# DESCRIPTION OF THE TASK:
Copy out the listing that follows exactly, dropping every picture.

# PROVIDED RECORDS:

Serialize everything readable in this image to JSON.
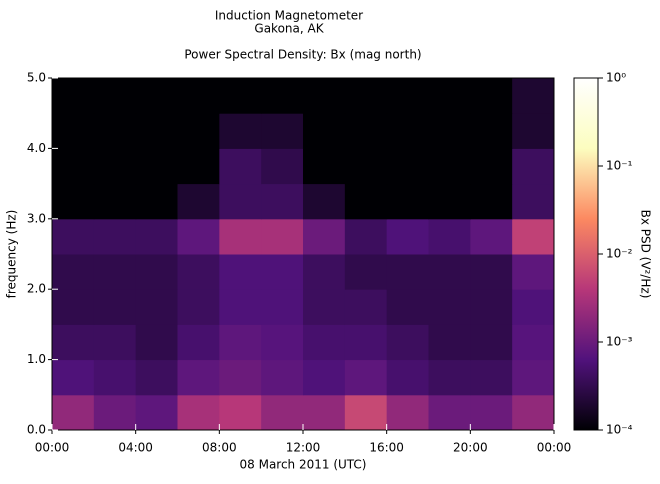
{
  "chart_data": {
    "type": "heatmap",
    "title": "Induction Magnetometer",
    "location": "Gakona, AK",
    "subtitle": "Power Spectral Density: Bx (mag north)",
    "x_label": "08 March 2011 (UTC)",
    "y_label": "frequency (Hz)",
    "colorbar_label": "Bx PSD (V²/Hz)",
    "xlim": [
      0,
      24
    ],
    "xticks": [
      {
        "value": 0,
        "label": "00:00"
      },
      {
        "value": 4,
        "label": "04:00"
      },
      {
        "value": 8,
        "label": "08:00"
      },
      {
        "value": 12,
        "label": "12:00"
      },
      {
        "value": 16,
        "label": "16:00"
      },
      {
        "value": 20,
        "label": "20:00"
      },
      {
        "value": 24,
        "label": "00:00"
      }
    ],
    "ylim": [
      0,
      5
    ],
    "yticks": [
      {
        "value": 0,
        "label": "0.0"
      },
      {
        "value": 1,
        "label": "1.0"
      },
      {
        "value": 2,
        "label": "2.0"
      },
      {
        "value": 3,
        "label": "3.0"
      },
      {
        "value": 4,
        "label": "4.0"
      },
      {
        "value": 5,
        "label": "5.0"
      }
    ],
    "zlim": [
      0.0001,
      1
    ],
    "zscale": "log",
    "zticks": [
      {
        "value": 0.0001,
        "label": "10⁻⁴"
      },
      {
        "value": 0.001,
        "label": "10⁻³"
      },
      {
        "value": 0.01,
        "label": "10⁻²"
      },
      {
        "value": 0.1,
        "label": "10⁻¹"
      },
      {
        "value": 1,
        "label": "10⁰"
      }
    ],
    "colormap": [
      "#000004",
      "#51127c",
      "#b73779",
      "#fc8961",
      "#fcfdbf",
      "#ffffff"
    ],
    "x_bins": [
      0,
      2,
      4,
      6,
      8,
      10,
      12,
      14,
      16,
      18,
      20,
      22,
      24
    ],
    "y_bins": [
      0,
      0.5,
      1,
      1.5,
      2,
      2.5,
      3,
      3.5,
      4,
      4.5,
      5
    ],
    "z": [
      [
        0.002,
        0.001,
        0.0008,
        0.003,
        0.004,
        0.002,
        0.002,
        0.006,
        0.002,
        0.001,
        0.001,
        0.002
      ],
      [
        0.0006,
        0.0005,
        0.0004,
        0.0008,
        0.001,
        0.0008,
        0.0006,
        0.0008,
        0.0005,
        0.0004,
        0.0004,
        0.0008
      ],
      [
        0.0004,
        0.0004,
        0.0003,
        0.0005,
        0.0008,
        0.0007,
        0.0005,
        0.0005,
        0.0004,
        0.0003,
        0.0003,
        0.0007
      ],
      [
        0.0003,
        0.0003,
        0.0003,
        0.0004,
        0.0006,
        0.0006,
        0.0004,
        0.0004,
        0.0003,
        0.0003,
        0.0003,
        0.0006
      ],
      [
        0.0003,
        0.0003,
        0.0003,
        0.0004,
        0.0006,
        0.0006,
        0.0004,
        0.0003,
        0.0003,
        0.0003,
        0.0003,
        0.0008
      ],
      [
        0.0004,
        0.0004,
        0.0004,
        0.0008,
        0.003,
        0.003,
        0.001,
        0.0004,
        0.0006,
        0.0005,
        0.0008,
        0.005
      ],
      [
        0.0001,
        0.0001,
        0.0001,
        0.0002,
        0.0004,
        0.0004,
        0.0002,
        0.0001,
        0.0001,
        0.0001,
        0.0001,
        0.0004
      ],
      [
        0.0001,
        0.0001,
        0.0001,
        0.0001,
        0.0004,
        0.0003,
        0.0001,
        0.0001,
        0.0001,
        0.0001,
        0.0001,
        0.0004
      ],
      [
        0.0001,
        0.0001,
        0.0001,
        0.0001,
        0.0002,
        0.0002,
        0.0001,
        0.0001,
        0.0001,
        0.0001,
        0.0001,
        0.0002
      ],
      [
        0.0001,
        0.0001,
        0.0001,
        0.0001,
        0.0001,
        0.0001,
        0.0001,
        0.0001,
        0.0001,
        0.0001,
        0.0001,
        0.0002
      ]
    ]
  }
}
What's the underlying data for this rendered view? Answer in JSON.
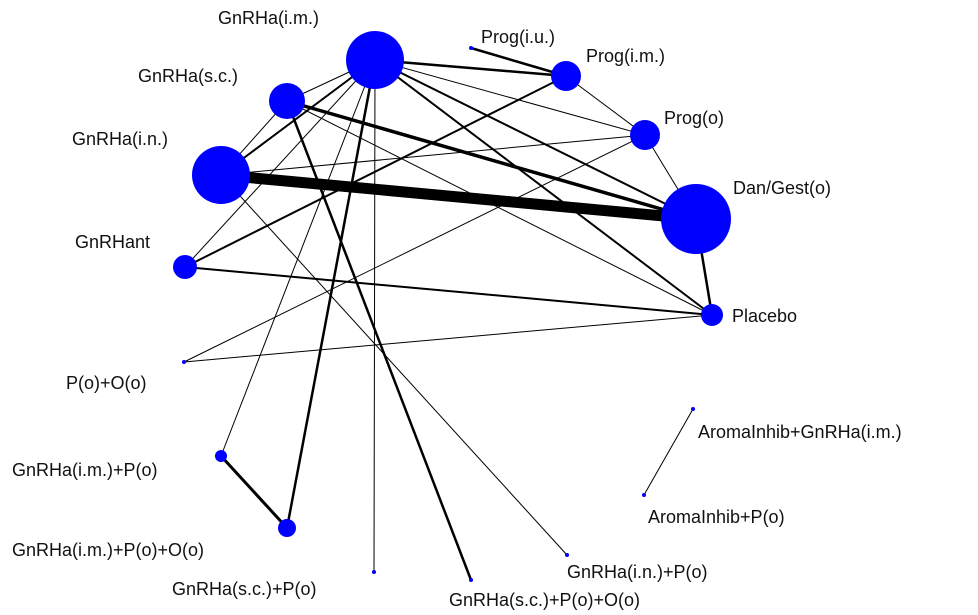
{
  "network": {
    "node_color": "#0000ff",
    "edge_color": "#000000",
    "nodes": [
      {
        "id": "gnrha_im",
        "label": "GnRHa(i.m.)"
      },
      {
        "id": "gnrha_sc",
        "label": "GnRHa(s.c.)"
      },
      {
        "id": "gnrha_in",
        "label": "GnRHa(i.n.)"
      },
      {
        "id": "gnrhant",
        "label": "GnRHant"
      },
      {
        "id": "prog_iu",
        "label": "Prog(i.u.)"
      },
      {
        "id": "prog_im",
        "label": "Prog(i.m.)"
      },
      {
        "id": "prog_o",
        "label": "Prog(o)"
      },
      {
        "id": "dan_gest",
        "label": "Dan/Gest(o)"
      },
      {
        "id": "placebo",
        "label": "Placebo"
      },
      {
        "id": "po_oo",
        "label": "P(o)+O(o)"
      },
      {
        "id": "gnrha_im_po",
        "label": "GnRHa(i.m.)+P(o)"
      },
      {
        "id": "gnrha_im_po_oo",
        "label": "GnRHa(i.m.)+P(o)+O(o)"
      },
      {
        "id": "gnrha_sc_po",
        "label": "GnRHa(s.c.)+P(o)"
      },
      {
        "id": "gnrha_in_po",
        "label": "GnRHa(i.n.)+P(o)"
      },
      {
        "id": "gnrha_sc_po_oo",
        "label": "GnRHa(s.c.)+P(o)+O(o)"
      },
      {
        "id": "aroma_gnrha",
        "label": "AromaInhib+GnRHa(i.m.)"
      },
      {
        "id": "aroma_po",
        "label": "AromaInhib+P(o)"
      }
    ],
    "edges": [
      {
        "source": "gnrha_in",
        "target": "dan_gest"
      },
      {
        "source": "gnrha_im",
        "target": "prog_im"
      },
      {
        "source": "gnrha_im",
        "target": "prog_o"
      },
      {
        "source": "gnrha_im",
        "target": "dan_gest"
      },
      {
        "source": "gnrha_im",
        "target": "placebo"
      },
      {
        "source": "gnrha_im",
        "target": "gnrha_sc"
      },
      {
        "source": "gnrha_im",
        "target": "gnrha_in"
      },
      {
        "source": "gnrha_im",
        "target": "gnrhant"
      },
      {
        "source": "gnrha_im",
        "target": "gnrha_im_po"
      },
      {
        "source": "gnrha_im",
        "target": "gnrha_sc_po"
      },
      {
        "source": "gnrha_im",
        "target": "gnrha_im_po_oo"
      },
      {
        "source": "gnrha_sc",
        "target": "dan_gest"
      },
      {
        "source": "gnrha_sc",
        "target": "gnrha_in"
      },
      {
        "source": "gnrha_sc",
        "target": "gnrha_sc_po_oo"
      },
      {
        "source": "gnrha_sc",
        "target": "placebo"
      },
      {
        "source": "gnrha_in",
        "target": "prog_o"
      },
      {
        "source": "gnrha_in",
        "target": "gnrha_in_po"
      },
      {
        "source": "prog_iu",
        "target": "prog_im"
      },
      {
        "source": "prog_im",
        "target": "prog_o"
      },
      {
        "source": "prog_im",
        "target": "gnrhant"
      },
      {
        "source": "prog_o",
        "target": "dan_gest"
      },
      {
        "source": "prog_o",
        "target": "po_oo"
      },
      {
        "source": "dan_gest",
        "target": "placebo"
      },
      {
        "source": "gnrhant",
        "target": "placebo"
      },
      {
        "source": "po_oo",
        "target": "placebo"
      },
      {
        "source": "gnrha_im_po",
        "target": "gnrha_im_po_oo"
      },
      {
        "source": "aroma_gnrha",
        "target": "aroma_po"
      }
    ]
  }
}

# FULL SOLUTION:
Serialize everything readable in this image to JSON.
{
  "chart_data": {
    "type": "heatmap",
    "title": "Induction Magnetometer",
    "location": "Gakona, AK",
    "subtitle": "Power Spectral Density: Bx (mag north)",
    "x_label": "08 March 2011 (UTC)",
    "y_label": "frequency (Hz)",
    "colorbar_label": "Bx PSD (V²/Hz)",
    "xlim": [
      0,
      24
    ],
    "xticks": [
      {
        "value": 0,
        "label": "00:00"
      },
      {
        "value": 4,
        "label": "04:00"
      },
      {
        "value": 8,
        "label": "08:00"
      },
      {
        "value": 12,
        "label": "12:00"
      },
      {
        "value": 16,
        "label": "16:00"
      },
      {
        "value": 20,
        "label": "20:00"
      },
      {
        "value": 24,
        "label": "00:00"
      }
    ],
    "ylim": [
      0,
      5
    ],
    "yticks": [
      {
        "value": 0,
        "label": "0.0"
      },
      {
        "value": 1,
        "label": "1.0"
      },
      {
        "value": 2,
        "label": "2.0"
      },
      {
        "value": 3,
        "label": "3.0"
      },
      {
        "value": 4,
        "label": "4.0"
      },
      {
        "value": 5,
        "label": "5.0"
      }
    ],
    "zlim": [
      0.0001,
      1
    ],
    "zscale": "log",
    "zticks": [
      {
        "value": 0.0001,
        "label": "10⁻⁴"
      },
      {
        "value": 0.001,
        "label": "10⁻³"
      },
      {
        "value": 0.01,
        "label": "10⁻²"
      },
      {
        "value": 0.1,
        "label": "10⁻¹"
      },
      {
        "value": 1,
        "label": "10⁰"
      }
    ],
    "colormap": [
      "#000004",
      "#51127c",
      "#b73779",
      "#fc8961",
      "#fcfdbf",
      "#ffffff"
    ],
    "x_bins": [
      0,
      2,
      4,
      6,
      8,
      10,
      12,
      14,
      16,
      18,
      20,
      22,
      24
    ],
    "y_bins": [
      0,
      0.5,
      1,
      1.5,
      2,
      2.5,
      3,
      3.5,
      4,
      4.5,
      5
    ],
    "z": [
      [
        0.002,
        0.001,
        0.0008,
        0.003,
        0.004,
        0.002,
        0.002,
        0.006,
        0.002,
        0.001,
        0.001,
        0.002
      ],
      [
        0.0006,
        0.0005,
        0.0004,
        0.0008,
        0.001,
        0.0008,
        0.0006,
        0.0008,
        0.0005,
        0.0004,
        0.0004,
        0.0008
      ],
      [
        0.0004,
        0.0004,
        0.0003,
        0.0005,
        0.0008,
        0.0007,
        0.0005,
        0.0005,
        0.0004,
        0.0003,
        0.0003,
        0.0007
      ],
      [
        0.0003,
        0.0003,
        0.0003,
        0.0004,
        0.0006,
        0.0006,
        0.0004,
        0.0004,
        0.0003,
        0.0003,
        0.0003,
        0.0006
      ],
      [
        0.0003,
        0.0003,
        0.0003,
        0.0004,
        0.0006,
        0.0006,
        0.0004,
        0.0003,
        0.0003,
        0.0003,
        0.0003,
        0.0008
      ],
      [
        0.0004,
        0.0004,
        0.0004,
        0.0008,
        0.003,
        0.003,
        0.001,
        0.0004,
        0.0006,
        0.0005,
        0.0008,
        0.005
      ],
      [
        0.0001,
        0.0001,
        0.0001,
        0.0002,
        0.0004,
        0.0004,
        0.0002,
        0.0001,
        0.0001,
        0.0001,
        0.0001,
        0.0004
      ],
      [
        0.0001,
        0.0001,
        0.0001,
        0.0001,
        0.0004,
        0.0003,
        0.0001,
        0.0001,
        0.0001,
        0.0001,
        0.0001,
        0.0004
      ],
      [
        0.0001,
        0.0001,
        0.0001,
        0.0001,
        0.0002,
        0.0002,
        0.0001,
        0.0001,
        0.0001,
        0.0001,
        0.0001,
        0.0002
      ],
      [
        0.0001,
        0.0001,
        0.0001,
        0.0001,
        0.0001,
        0.0001,
        0.0001,
        0.0001,
        0.0001,
        0.0001,
        0.0001,
        0.0002
      ]
    ]
  }
}
What's the underlying data for this rendered view? Answer in JSON.
{
  "network": {
    "node_color": "#0000ff",
    "edge_color": "#000000",
    "nodes": [
      {
        "id": "gnrha_im",
        "label": "GnRHa(i.m.)"
      },
      {
        "id": "gnrha_sc",
        "label": "GnRHa(s.c.)"
      },
      {
        "id": "gnrha_in",
        "label": "GnRHa(i.n.)"
      },
      {
        "id": "gnrhant",
        "label": "GnRHant"
      },
      {
        "id": "prog_iu",
        "label": "Prog(i.u.)"
      },
      {
        "id": "prog_im",
        "label": "Prog(i.m.)"
      },
      {
        "id": "prog_o",
        "label": "Prog(o)"
      },
      {
        "id": "dan_gest",
        "label": "Dan/Gest(o)"
      },
      {
        "id": "placebo",
        "label": "Placebo"
      },
      {
        "id": "po_oo",
        "label": "P(o)+O(o)"
      },
      {
        "id": "gnrha_im_po",
        "label": "GnRHa(i.m.)+P(o)"
      },
      {
        "id": "gnrha_im_po_oo",
        "label": "GnRHa(i.m.)+P(o)+O(o)"
      },
      {
        "id": "gnrha_sc_po",
        "label": "GnRHa(s.c.)+P(o)"
      },
      {
        "id": "gnrha_in_po",
        "label": "GnRHa(i.n.)+P(o)"
      },
      {
        "id": "gnrha_sc_po_oo",
        "label": "GnRHa(s.c.)+P(o)+O(o)"
      },
      {
        "id": "aroma_gnrha",
        "label": "AromaInhib+GnRHa(i.m.)"
      },
      {
        "id": "aroma_po",
        "label": "AromaInhib+P(o)"
      }
    ],
    "edges": [
      {
        "source": "gnrha_in",
        "target": "dan_gest"
      },
      {
        "source": "gnrha_im",
        "target": "prog_im"
      },
      {
        "source": "gnrha_im",
        "target": "prog_o"
      },
      {
        "source": "gnrha_im",
        "target": "dan_gest"
      },
      {
        "source": "gnrha_im",
        "target": "placebo"
      },
      {
        "source": "gnrha_im",
        "target": "gnrha_sc"
      },
      {
        "source": "gnrha_im",
        "target": "gnrha_in"
      },
      {
        "source": "gnrha_im",
        "target": "gnrhant"
      },
      {
        "source": "gnrha_im",
        "target": "gnrha_im_po"
      },
      {
        "source": "gnrha_im",
        "target": "gnrha_sc_po"
      },
      {
        "source": "gnrha_im",
        "target": "gnrha_im_po_oo"
      },
      {
        "source": "gnrha_sc",
        "target": "dan_gest"
      },
      {
        "source": "gnrha_sc",
        "target": "gnrha_in"
      },
      {
        "source": "gnrha_sc",
        "target": "gnrha_sc_po_oo"
      },
      {
        "source": "gnrha_sc",
        "target": "placebo"
      },
      {
        "source": "gnrha_in",
        "target": "prog_o"
      },
      {
        "source": "gnrha_in",
        "target": "gnrha_in_po"
      },
      {
        "source": "prog_iu",
        "target": "prog_im"
      },
      {
        "source": "prog_im",
        "target": "prog_o"
      },
      {
        "source": "prog_im",
        "target": "gnrhant"
      },
      {
        "source": "prog_o",
        "target": "dan_gest"
      },
      {
        "source": "prog_o",
        "target": "po_oo"
      },
      {
        "source": "dan_gest",
        "target": "placebo"
      },
      {
        "source": "gnrhant",
        "target": "placebo"
      },
      {
        "source": "po_oo",
        "target": "placebo"
      },
      {
        "source": "gnrha_im_po",
        "target": "gnrha_im_po_oo"
      },
      {
        "source": "aroma_gnrha",
        "target": "aroma_po"
      }
    ]
  }
}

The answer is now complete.